→ **Given request**: List each line of the data that holds the word "JSON".

→ **Material shown**:
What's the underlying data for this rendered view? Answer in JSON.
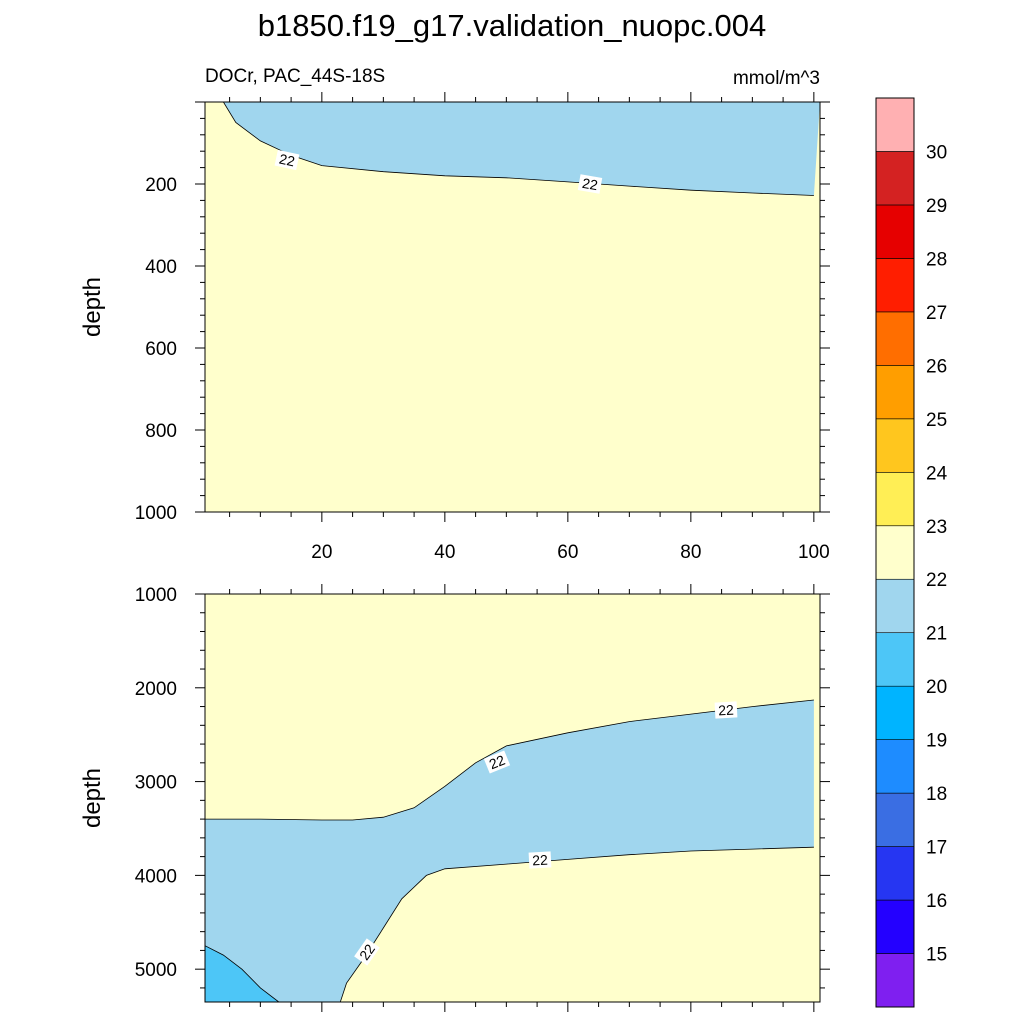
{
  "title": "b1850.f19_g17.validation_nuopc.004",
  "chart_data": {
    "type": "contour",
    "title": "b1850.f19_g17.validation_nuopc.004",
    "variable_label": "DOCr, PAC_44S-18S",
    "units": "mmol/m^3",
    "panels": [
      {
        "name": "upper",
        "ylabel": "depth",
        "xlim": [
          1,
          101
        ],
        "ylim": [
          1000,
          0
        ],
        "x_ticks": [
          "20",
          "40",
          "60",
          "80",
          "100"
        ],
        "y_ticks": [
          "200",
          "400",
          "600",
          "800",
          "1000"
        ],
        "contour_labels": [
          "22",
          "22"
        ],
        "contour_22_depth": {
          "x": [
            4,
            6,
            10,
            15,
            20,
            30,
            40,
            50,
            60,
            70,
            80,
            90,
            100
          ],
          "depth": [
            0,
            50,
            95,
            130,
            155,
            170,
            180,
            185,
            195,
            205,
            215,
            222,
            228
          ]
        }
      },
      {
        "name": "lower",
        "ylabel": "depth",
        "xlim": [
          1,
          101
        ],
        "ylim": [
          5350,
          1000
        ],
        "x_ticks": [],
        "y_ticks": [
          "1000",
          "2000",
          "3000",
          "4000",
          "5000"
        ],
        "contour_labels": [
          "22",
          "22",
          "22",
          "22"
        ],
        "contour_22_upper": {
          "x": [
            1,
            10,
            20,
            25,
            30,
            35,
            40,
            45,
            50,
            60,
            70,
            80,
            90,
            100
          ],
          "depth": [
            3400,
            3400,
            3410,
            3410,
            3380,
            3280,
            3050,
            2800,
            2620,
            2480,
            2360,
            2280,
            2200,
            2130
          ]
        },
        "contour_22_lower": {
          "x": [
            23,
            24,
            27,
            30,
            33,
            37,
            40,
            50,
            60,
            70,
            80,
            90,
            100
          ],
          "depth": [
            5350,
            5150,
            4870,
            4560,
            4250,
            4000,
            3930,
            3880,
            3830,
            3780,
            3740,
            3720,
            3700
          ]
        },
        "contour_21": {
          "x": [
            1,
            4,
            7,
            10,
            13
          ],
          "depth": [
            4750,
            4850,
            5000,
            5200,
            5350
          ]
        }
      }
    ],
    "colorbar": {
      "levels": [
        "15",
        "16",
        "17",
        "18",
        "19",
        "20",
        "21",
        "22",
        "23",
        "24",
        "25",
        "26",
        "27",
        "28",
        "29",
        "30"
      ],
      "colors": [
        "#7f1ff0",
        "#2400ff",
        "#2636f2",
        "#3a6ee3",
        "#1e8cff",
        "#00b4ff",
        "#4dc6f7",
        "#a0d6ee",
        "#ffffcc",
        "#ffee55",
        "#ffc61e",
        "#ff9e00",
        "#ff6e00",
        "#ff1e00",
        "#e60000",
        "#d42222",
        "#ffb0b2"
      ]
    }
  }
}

--

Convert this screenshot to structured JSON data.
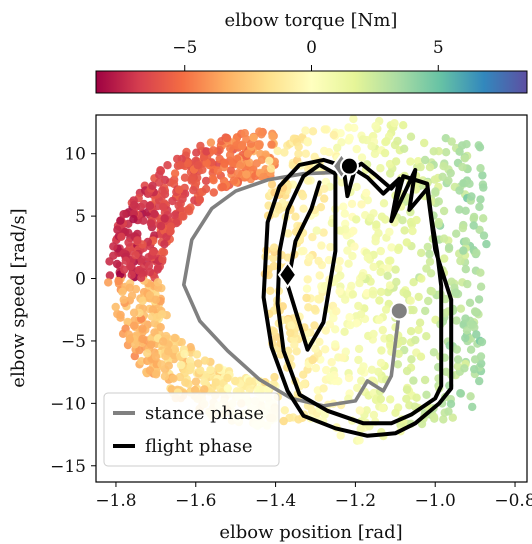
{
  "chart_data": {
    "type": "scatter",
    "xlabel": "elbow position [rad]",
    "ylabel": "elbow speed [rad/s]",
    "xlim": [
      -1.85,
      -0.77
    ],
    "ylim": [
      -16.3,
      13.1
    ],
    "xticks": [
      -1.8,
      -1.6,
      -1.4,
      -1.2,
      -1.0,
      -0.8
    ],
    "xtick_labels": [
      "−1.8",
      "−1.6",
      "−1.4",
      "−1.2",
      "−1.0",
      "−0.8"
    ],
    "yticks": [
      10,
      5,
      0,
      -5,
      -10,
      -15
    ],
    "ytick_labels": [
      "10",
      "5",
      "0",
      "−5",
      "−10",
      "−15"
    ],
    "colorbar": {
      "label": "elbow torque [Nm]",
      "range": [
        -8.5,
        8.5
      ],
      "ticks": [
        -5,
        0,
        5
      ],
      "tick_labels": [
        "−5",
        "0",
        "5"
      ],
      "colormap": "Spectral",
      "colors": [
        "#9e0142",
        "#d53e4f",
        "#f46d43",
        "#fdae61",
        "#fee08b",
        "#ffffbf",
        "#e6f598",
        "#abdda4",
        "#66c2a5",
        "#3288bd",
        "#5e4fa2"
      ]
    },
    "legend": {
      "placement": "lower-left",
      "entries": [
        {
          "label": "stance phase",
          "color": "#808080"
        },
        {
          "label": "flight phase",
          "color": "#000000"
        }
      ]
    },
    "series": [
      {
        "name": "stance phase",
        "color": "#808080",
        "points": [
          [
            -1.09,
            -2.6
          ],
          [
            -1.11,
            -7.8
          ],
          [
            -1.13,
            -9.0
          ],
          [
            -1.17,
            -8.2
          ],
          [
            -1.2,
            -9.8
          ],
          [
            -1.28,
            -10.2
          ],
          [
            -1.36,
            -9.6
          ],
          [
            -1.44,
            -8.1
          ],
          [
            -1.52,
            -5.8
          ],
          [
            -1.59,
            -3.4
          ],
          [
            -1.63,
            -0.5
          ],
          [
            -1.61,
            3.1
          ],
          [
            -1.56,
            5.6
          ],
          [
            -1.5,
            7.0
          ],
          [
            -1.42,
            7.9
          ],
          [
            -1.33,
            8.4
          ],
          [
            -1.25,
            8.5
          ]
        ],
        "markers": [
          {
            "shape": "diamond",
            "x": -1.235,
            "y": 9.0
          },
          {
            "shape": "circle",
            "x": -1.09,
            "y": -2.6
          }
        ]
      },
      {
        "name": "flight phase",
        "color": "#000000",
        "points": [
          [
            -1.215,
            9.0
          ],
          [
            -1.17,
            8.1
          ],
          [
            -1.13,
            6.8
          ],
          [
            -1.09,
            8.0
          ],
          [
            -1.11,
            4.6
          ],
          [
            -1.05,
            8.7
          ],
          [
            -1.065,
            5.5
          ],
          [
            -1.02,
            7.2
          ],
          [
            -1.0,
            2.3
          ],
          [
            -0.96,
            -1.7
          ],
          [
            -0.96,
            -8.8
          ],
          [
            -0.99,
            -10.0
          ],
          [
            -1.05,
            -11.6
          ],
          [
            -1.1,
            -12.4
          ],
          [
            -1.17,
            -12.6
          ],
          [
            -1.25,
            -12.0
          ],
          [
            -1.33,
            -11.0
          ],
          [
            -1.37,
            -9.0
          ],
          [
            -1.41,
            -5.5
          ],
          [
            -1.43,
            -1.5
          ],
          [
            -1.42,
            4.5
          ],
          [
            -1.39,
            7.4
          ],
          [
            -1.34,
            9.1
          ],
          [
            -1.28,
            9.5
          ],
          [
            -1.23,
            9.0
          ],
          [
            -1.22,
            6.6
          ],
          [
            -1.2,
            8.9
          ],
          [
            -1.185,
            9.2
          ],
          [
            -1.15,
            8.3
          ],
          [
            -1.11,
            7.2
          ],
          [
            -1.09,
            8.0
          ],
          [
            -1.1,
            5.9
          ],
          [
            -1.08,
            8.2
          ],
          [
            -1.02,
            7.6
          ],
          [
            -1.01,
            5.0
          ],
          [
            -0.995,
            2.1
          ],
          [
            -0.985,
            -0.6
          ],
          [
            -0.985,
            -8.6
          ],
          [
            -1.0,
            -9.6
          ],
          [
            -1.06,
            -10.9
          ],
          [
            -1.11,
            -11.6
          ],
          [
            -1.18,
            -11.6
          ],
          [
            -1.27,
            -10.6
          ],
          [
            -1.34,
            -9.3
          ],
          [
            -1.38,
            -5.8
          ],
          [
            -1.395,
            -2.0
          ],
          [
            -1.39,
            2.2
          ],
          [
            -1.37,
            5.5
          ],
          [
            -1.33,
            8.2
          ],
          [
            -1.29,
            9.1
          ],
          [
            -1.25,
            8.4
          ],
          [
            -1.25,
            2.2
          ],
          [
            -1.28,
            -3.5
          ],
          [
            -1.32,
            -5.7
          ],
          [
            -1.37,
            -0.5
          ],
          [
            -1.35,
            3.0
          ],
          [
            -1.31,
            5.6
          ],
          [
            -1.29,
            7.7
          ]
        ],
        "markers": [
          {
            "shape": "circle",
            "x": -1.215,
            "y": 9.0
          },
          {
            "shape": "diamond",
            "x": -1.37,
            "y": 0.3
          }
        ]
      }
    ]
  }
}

→ **Complete response**:
What's the underlying data for this rendered view? Answer in JSON.
Convert this screenshot to structured JSON data.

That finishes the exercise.